» What you need to do
Go through the listing and write out all of it exactly.

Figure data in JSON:
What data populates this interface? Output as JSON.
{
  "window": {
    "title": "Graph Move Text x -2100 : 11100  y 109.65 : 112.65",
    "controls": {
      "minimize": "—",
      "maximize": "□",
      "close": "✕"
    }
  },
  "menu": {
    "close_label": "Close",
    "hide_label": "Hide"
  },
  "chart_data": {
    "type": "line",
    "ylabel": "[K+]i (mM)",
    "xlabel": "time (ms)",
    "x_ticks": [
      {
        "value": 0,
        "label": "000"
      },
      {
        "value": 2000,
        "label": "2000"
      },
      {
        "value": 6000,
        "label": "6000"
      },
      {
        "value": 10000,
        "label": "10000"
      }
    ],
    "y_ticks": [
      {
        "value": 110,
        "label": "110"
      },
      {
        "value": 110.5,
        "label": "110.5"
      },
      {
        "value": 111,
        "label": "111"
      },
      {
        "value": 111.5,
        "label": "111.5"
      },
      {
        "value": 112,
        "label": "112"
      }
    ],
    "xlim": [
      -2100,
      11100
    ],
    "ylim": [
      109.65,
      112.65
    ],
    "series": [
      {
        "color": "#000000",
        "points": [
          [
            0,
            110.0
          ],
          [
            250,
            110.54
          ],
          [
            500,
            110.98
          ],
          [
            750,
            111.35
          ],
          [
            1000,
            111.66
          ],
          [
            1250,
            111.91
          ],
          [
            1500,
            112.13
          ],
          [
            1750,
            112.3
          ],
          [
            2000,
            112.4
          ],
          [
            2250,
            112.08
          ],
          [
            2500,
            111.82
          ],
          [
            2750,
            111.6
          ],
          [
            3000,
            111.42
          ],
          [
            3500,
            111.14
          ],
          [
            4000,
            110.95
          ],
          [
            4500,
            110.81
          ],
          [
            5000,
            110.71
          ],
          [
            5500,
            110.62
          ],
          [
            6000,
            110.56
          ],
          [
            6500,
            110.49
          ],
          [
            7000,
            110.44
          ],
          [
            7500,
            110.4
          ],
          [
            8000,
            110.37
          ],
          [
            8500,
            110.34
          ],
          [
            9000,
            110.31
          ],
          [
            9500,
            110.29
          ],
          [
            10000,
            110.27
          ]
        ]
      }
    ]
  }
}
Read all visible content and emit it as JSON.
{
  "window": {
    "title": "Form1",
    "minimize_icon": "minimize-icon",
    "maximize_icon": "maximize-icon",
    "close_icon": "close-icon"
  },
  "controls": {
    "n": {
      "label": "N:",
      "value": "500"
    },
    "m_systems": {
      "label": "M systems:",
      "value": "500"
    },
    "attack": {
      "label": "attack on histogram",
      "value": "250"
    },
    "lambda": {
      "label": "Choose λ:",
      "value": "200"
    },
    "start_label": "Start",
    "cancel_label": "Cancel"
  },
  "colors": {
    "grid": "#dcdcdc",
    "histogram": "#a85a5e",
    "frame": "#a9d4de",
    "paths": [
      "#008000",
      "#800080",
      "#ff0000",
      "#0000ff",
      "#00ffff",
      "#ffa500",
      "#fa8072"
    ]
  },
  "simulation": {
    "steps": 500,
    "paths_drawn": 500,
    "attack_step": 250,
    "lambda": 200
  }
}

» In response
What data populates this interface? Output as JSON.
{
  "window": {
    "title": "Graph Move Text x -2100 : 11100  y 109.65 : 112.65",
    "controls": {
      "minimize": "—",
      "maximize": "□",
      "close": "✕"
    }
  },
  "menu": {
    "close_label": "Close",
    "hide_label": "Hide"
  },
  "chart_data": {
    "type": "line",
    "ylabel": "[K+]i (mM)",
    "xlabel": "time (ms)",
    "x_ticks": [
      {
        "value": 0,
        "label": "000"
      },
      {
        "value": 2000,
        "label": "2000"
      },
      {
        "value": 6000,
        "label": "6000"
      },
      {
        "value": 10000,
        "label": "10000"
      }
    ],
    "y_ticks": [
      {
        "value": 110,
        "label": "110"
      },
      {
        "value": 110.5,
        "label": "110.5"
      },
      {
        "value": 111,
        "label": "111"
      },
      {
        "value": 111.5,
        "label": "111.5"
      },
      {
        "value": 112,
        "label": "112"
      }
    ],
    "xlim": [
      -2100,
      11100
    ],
    "ylim": [
      109.65,
      112.65
    ],
    "series": [
      {
        "color": "#000000",
        "points": [
          [
            0,
            110.0
          ],
          [
            250,
            110.54
          ],
          [
            500,
            110.98
          ],
          [
            750,
            111.35
          ],
          [
            1000,
            111.66
          ],
          [
            1250,
            111.91
          ],
          [
            1500,
            112.13
          ],
          [
            1750,
            112.3
          ],
          [
            2000,
            112.4
          ],
          [
            2250,
            112.08
          ],
          [
            2500,
            111.82
          ],
          [
            2750,
            111.6
          ],
          [
            3000,
            111.42
          ],
          [
            3500,
            111.14
          ],
          [
            4000,
            110.95
          ],
          [
            4500,
            110.81
          ],
          [
            5000,
            110.71
          ],
          [
            5500,
            110.62
          ],
          [
            6000,
            110.56
          ],
          [
            6500,
            110.49
          ],
          [
            7000,
            110.44
          ],
          [
            7500,
            110.4
          ],
          [
            8000,
            110.37
          ],
          [
            8500,
            110.34
          ],
          [
            9000,
            110.31
          ],
          [
            9500,
            110.29
          ],
          [
            10000,
            110.27
          ]
        ]
      }
    ]
  }
}
Read all visible content and emit it as JSON.
{
  "window": {
    "title": "Form1",
    "minimize_icon": "minimize-icon",
    "maximize_icon": "maximize-icon",
    "close_icon": "close-icon"
  },
  "controls": {
    "n": {
      "label": "N:",
      "value": "500"
    },
    "m_systems": {
      "label": "M systems:",
      "value": "500"
    },
    "attack": {
      "label": "attack on histogram",
      "value": "250"
    },
    "lambda": {
      "label": "Choose λ:",
      "value": "200"
    },
    "start_label": "Start",
    "cancel_label": "Cancel"
  },
  "colors": {
    "grid": "#dcdcdc",
    "histogram": "#a85a5e",
    "frame": "#a9d4de",
    "paths": [
      "#008000",
      "#800080",
      "#ff0000",
      "#0000ff",
      "#00ffff",
      "#ffa500",
      "#fa8072"
    ]
  },
  "simulation": {
    "steps": 500,
    "paths_drawn": 500,
    "attack_step": 250,
    "lambda": 200
  }
}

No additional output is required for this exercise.